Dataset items
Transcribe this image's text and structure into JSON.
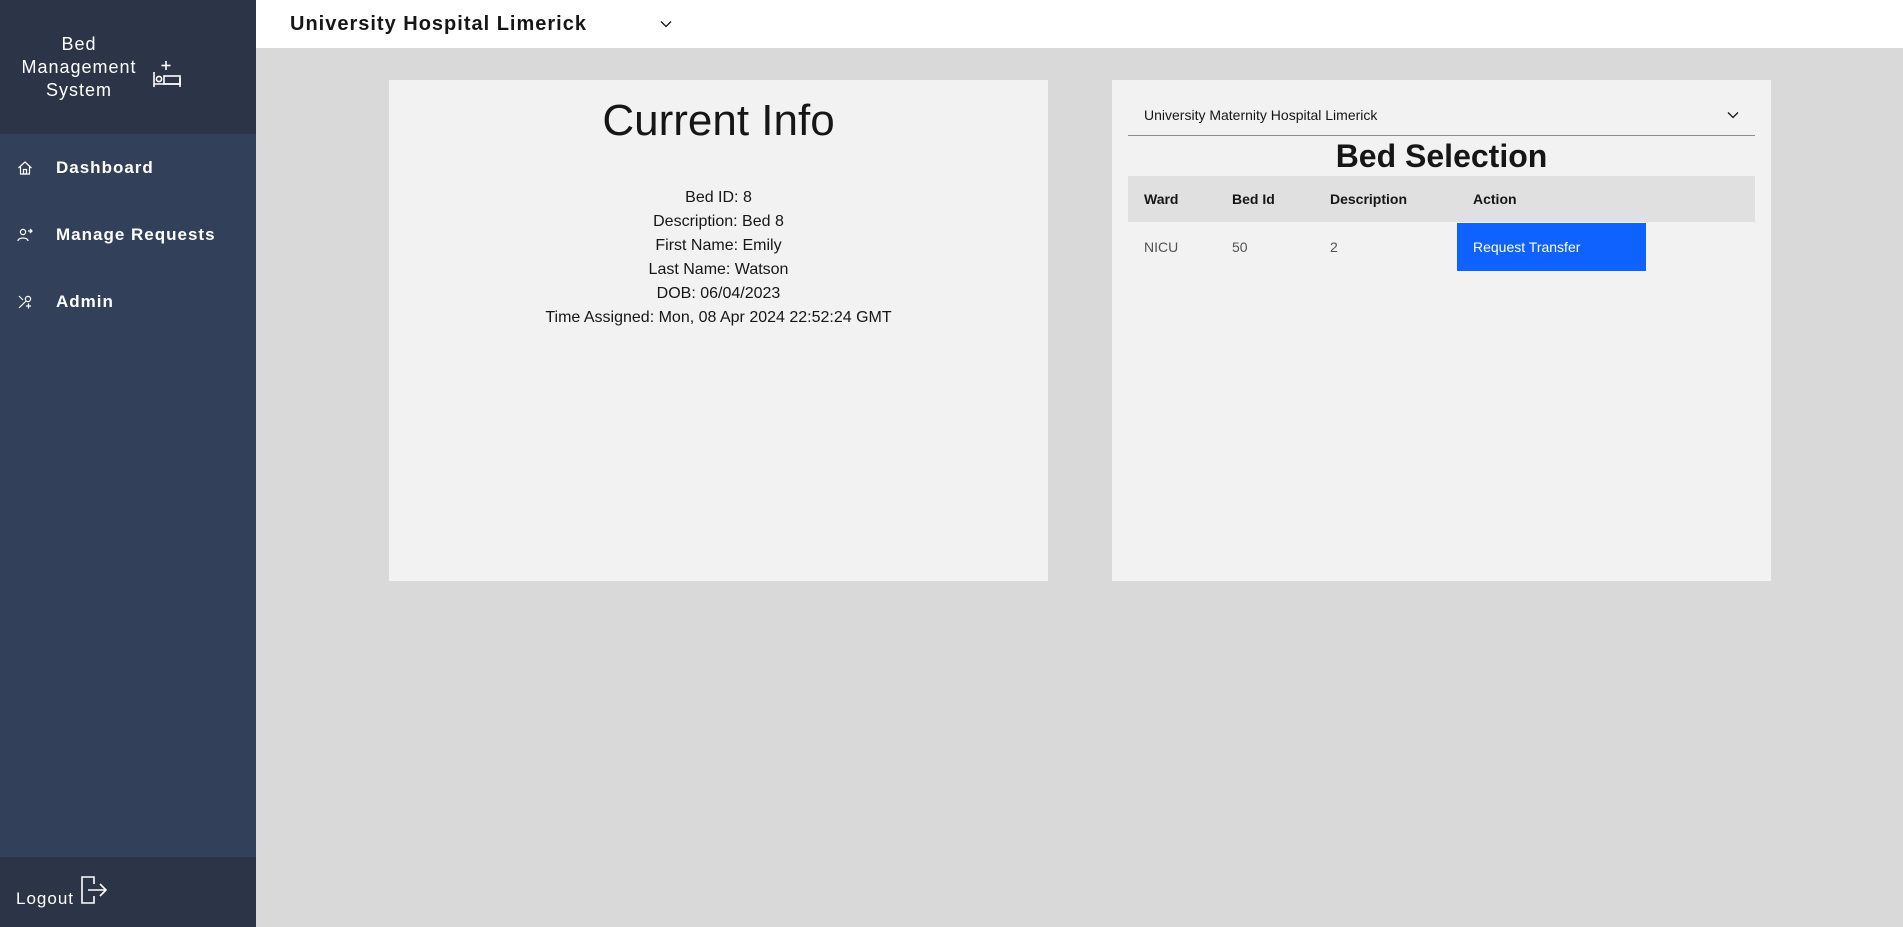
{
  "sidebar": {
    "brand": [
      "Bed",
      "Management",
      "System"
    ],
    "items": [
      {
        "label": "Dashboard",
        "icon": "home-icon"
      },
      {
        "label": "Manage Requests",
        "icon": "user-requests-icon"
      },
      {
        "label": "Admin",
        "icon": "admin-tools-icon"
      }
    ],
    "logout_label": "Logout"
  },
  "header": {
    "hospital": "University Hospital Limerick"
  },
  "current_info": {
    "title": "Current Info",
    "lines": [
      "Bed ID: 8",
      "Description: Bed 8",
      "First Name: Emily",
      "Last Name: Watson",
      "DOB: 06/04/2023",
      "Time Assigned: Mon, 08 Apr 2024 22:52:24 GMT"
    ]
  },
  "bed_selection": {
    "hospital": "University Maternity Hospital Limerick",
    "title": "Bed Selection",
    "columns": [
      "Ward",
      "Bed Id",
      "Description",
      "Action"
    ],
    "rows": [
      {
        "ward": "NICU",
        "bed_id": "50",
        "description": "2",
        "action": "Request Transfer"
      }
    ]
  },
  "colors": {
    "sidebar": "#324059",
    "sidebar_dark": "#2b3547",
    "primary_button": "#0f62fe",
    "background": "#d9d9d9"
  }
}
---
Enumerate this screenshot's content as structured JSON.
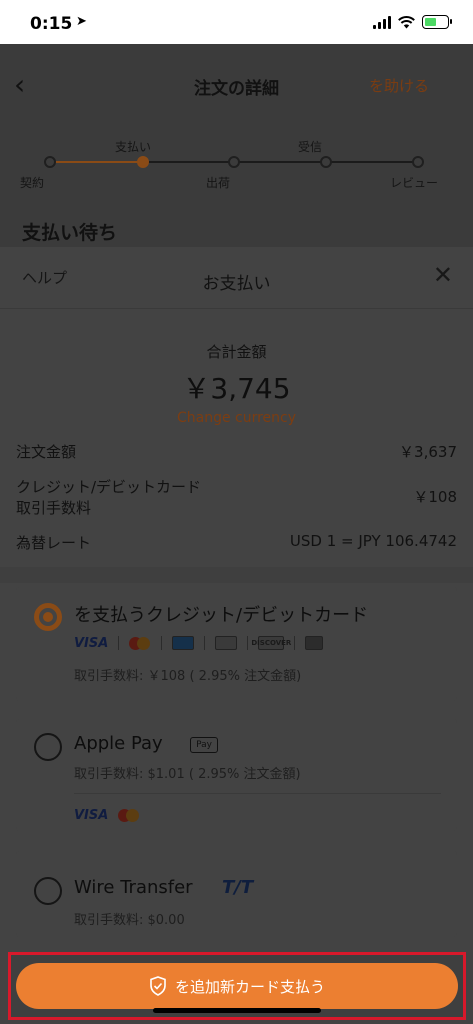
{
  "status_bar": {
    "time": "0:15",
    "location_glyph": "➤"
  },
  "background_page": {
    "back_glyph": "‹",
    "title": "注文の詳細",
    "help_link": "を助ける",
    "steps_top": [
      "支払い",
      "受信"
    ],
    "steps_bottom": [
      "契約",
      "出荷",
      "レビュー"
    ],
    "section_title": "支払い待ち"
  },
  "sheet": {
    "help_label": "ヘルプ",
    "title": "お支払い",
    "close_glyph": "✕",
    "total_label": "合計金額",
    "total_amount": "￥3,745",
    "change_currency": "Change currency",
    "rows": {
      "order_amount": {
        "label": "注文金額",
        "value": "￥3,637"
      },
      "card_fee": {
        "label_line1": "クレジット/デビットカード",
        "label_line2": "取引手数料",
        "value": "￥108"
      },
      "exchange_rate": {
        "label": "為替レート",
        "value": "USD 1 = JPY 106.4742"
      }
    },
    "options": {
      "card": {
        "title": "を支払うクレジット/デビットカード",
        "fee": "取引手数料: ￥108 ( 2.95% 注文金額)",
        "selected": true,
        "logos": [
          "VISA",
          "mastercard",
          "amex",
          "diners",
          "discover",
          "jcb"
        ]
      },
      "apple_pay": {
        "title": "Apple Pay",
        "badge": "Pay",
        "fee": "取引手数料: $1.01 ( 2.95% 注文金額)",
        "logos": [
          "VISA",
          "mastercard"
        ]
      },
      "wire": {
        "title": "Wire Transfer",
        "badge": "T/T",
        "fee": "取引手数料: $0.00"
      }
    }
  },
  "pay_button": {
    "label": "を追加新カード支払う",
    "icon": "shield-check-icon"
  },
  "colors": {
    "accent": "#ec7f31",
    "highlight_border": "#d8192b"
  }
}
* * *
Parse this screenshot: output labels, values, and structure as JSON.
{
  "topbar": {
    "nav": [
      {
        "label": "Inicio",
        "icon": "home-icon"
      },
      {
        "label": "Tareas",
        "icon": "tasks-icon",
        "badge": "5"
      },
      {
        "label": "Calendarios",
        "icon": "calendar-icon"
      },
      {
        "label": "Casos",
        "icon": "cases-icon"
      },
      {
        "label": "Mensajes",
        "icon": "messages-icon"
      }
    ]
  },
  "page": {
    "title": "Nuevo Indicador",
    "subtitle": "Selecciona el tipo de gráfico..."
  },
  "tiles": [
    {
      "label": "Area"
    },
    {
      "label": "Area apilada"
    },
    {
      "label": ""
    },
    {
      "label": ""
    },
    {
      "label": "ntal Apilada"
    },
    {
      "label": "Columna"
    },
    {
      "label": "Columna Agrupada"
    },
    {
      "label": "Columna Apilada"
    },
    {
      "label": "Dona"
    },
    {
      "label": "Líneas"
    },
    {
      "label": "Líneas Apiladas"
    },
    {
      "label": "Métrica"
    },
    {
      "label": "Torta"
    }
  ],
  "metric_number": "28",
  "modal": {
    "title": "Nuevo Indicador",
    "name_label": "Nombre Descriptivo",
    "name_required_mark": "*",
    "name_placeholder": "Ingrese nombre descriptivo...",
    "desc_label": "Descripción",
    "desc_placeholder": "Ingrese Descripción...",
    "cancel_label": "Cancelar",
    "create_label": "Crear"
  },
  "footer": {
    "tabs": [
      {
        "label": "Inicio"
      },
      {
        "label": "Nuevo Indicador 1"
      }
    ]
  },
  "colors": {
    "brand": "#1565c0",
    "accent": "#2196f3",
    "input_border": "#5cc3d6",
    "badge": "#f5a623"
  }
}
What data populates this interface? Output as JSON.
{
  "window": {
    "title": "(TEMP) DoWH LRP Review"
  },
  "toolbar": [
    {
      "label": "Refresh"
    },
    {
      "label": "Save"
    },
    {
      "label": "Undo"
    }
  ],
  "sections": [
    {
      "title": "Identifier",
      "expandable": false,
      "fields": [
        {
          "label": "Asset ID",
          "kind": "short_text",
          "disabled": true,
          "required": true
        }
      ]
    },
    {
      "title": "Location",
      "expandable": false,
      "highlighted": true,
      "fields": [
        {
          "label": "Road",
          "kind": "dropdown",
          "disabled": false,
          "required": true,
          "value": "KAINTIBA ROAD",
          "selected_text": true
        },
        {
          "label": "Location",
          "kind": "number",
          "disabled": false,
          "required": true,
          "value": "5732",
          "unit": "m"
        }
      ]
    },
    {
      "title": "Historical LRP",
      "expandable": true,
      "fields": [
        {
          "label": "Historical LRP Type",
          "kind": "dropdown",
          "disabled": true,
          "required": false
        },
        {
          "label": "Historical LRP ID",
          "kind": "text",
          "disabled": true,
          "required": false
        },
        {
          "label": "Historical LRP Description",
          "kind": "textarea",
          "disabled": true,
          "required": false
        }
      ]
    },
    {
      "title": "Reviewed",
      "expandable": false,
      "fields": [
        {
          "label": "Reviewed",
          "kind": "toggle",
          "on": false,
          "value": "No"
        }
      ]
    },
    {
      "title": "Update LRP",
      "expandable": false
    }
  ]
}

**WRITTEN REQUEST**.
Write down the number of lines where the word "hospital" appears, and nothing further.

**OUTPUT OF THE EXERCISE**.
2